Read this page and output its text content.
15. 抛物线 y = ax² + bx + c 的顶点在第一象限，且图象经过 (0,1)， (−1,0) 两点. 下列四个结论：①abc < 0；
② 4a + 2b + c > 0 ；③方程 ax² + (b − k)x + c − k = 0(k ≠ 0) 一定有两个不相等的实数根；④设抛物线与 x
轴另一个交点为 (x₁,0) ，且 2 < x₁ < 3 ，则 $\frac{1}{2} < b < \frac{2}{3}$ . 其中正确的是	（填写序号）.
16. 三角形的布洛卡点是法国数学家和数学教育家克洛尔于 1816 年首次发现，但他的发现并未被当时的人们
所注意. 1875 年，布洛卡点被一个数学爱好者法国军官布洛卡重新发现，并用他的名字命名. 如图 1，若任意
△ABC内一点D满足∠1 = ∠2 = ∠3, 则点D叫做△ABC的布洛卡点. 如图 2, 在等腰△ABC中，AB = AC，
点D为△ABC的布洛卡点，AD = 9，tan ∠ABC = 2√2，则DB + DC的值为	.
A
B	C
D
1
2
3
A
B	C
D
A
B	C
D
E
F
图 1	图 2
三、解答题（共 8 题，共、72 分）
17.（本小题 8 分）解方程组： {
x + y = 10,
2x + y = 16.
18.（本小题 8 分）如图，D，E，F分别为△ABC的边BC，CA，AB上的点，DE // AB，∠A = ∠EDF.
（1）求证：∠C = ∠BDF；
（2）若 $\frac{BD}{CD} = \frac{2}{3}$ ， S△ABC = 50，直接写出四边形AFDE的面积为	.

Directive: Look through the data above. Each line containing the word "frac" needs to be copied.

Solution to this problem:
轴另一个交点为 (x₁,0) ，且 2 < x₁ < 3 ，则 $\frac{1}{2} < b < \frac{2}{3}$ . 其中正确的是	（填写序号）.
（2）若 $\frac{BD}{CD} = \frac{2}{3}$ ， S△ABC = 50，直接写出四边形AFDE的面积为	.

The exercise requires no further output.